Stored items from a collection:
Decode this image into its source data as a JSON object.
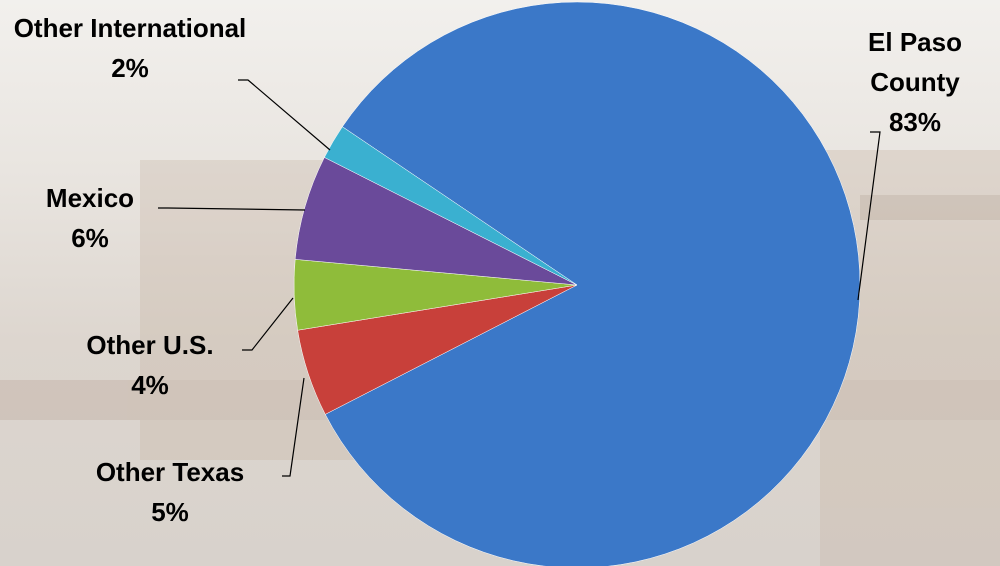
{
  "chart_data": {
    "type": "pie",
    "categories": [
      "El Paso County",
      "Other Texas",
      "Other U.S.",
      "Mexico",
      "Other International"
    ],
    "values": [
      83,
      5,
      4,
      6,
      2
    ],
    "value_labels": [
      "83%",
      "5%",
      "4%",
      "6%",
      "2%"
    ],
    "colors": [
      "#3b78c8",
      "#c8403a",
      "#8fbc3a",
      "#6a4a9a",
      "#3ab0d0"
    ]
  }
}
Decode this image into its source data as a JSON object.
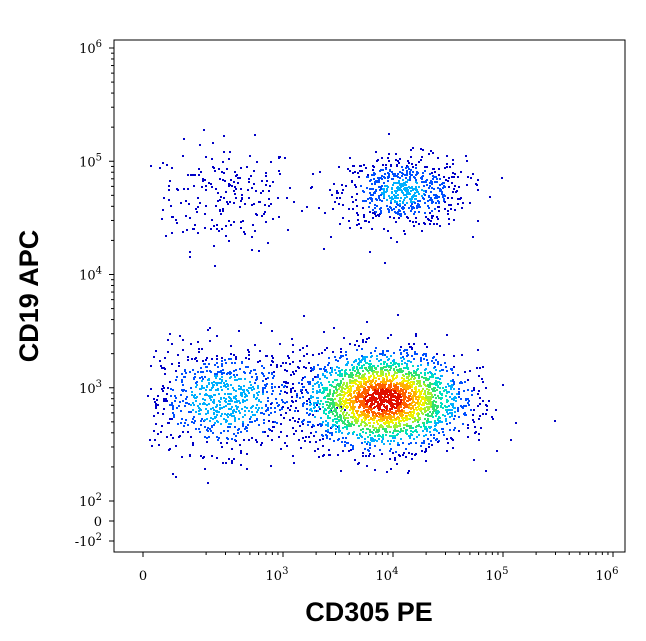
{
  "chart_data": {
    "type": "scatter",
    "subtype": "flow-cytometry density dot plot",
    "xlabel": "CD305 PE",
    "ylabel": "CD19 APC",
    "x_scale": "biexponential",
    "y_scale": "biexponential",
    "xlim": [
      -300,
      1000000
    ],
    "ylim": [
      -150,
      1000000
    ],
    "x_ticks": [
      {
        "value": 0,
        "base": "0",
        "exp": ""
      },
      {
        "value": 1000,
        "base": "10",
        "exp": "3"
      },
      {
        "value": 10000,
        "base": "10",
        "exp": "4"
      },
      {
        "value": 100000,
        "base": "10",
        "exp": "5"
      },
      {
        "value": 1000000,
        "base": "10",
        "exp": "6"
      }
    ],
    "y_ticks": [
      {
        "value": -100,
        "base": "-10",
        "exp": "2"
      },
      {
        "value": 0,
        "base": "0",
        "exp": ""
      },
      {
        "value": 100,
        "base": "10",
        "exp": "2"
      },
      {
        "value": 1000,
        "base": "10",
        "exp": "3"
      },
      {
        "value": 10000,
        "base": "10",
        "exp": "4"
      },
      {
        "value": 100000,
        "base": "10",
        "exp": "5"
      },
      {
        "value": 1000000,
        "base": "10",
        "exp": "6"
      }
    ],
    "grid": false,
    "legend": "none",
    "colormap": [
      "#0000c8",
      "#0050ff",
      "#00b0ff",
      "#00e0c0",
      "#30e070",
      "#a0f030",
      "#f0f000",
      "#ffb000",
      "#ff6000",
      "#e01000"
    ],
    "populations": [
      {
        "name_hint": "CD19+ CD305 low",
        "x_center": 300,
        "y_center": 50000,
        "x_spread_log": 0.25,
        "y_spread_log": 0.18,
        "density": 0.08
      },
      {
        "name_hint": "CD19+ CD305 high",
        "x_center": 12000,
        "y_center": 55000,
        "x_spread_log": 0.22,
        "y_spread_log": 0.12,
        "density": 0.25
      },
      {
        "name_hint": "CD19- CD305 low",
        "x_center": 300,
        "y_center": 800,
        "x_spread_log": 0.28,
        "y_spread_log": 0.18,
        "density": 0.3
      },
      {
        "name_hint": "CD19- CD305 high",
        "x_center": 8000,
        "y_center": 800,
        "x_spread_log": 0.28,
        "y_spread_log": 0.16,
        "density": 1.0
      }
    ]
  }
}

◆ Task directions
Only the number is wanted: how many lines in the data include the word "high"?

◆ Solution to this exercise
2